** START OF ITEMS **
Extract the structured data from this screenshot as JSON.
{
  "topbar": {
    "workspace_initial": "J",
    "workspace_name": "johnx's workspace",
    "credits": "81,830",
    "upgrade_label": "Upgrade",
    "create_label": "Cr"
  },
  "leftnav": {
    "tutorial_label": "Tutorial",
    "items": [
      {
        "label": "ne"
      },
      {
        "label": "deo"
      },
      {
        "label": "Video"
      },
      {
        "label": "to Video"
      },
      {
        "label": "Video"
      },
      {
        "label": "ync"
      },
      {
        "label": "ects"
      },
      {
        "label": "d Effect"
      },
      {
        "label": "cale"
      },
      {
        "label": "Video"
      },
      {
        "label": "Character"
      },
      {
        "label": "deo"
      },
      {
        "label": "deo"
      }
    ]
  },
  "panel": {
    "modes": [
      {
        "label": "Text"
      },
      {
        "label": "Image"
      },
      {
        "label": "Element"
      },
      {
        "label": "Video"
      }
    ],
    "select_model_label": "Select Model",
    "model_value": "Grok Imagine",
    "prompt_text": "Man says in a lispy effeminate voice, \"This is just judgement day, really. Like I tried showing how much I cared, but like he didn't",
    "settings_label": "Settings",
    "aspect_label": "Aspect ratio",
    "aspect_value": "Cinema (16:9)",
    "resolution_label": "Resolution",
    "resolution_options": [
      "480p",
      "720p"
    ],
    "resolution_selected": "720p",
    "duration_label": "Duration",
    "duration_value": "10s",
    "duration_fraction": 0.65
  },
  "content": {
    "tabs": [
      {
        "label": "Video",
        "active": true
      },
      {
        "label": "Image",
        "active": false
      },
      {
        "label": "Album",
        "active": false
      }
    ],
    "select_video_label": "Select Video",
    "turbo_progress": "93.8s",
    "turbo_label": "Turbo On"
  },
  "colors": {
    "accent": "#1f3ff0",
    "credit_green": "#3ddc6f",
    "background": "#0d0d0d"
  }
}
** END OF ITEMS **
** START OF ITEMS **
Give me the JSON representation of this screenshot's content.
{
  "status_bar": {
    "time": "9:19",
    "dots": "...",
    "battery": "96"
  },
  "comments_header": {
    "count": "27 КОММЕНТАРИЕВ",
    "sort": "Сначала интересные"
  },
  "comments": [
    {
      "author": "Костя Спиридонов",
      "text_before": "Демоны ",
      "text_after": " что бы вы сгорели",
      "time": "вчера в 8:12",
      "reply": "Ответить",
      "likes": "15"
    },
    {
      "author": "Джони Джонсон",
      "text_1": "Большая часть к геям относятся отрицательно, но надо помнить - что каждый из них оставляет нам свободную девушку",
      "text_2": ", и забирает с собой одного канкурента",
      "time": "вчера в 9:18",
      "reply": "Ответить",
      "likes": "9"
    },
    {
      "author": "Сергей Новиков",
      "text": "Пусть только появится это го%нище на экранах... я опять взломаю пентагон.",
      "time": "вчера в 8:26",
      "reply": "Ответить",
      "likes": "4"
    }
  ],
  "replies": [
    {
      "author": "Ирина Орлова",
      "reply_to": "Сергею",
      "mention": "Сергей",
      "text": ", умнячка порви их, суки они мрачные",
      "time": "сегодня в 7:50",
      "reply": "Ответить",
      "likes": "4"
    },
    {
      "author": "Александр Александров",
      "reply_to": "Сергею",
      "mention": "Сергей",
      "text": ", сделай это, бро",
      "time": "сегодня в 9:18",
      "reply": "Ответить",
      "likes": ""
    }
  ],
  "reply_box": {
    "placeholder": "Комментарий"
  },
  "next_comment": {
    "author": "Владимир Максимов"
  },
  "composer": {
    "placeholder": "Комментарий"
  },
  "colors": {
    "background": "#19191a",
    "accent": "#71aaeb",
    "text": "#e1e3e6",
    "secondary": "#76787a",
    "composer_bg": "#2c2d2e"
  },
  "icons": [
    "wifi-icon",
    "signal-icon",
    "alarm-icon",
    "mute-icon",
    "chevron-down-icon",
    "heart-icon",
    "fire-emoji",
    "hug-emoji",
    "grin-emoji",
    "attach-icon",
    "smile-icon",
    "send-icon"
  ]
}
** END OF ITEMS **
#### INSTRUCTION:
Read the data above. Pull out each line in which the string "сегодня" appears.

#### SOLUTION:
      "time": "сегодня в 7:50",
      "time": "сегодня в 9:18",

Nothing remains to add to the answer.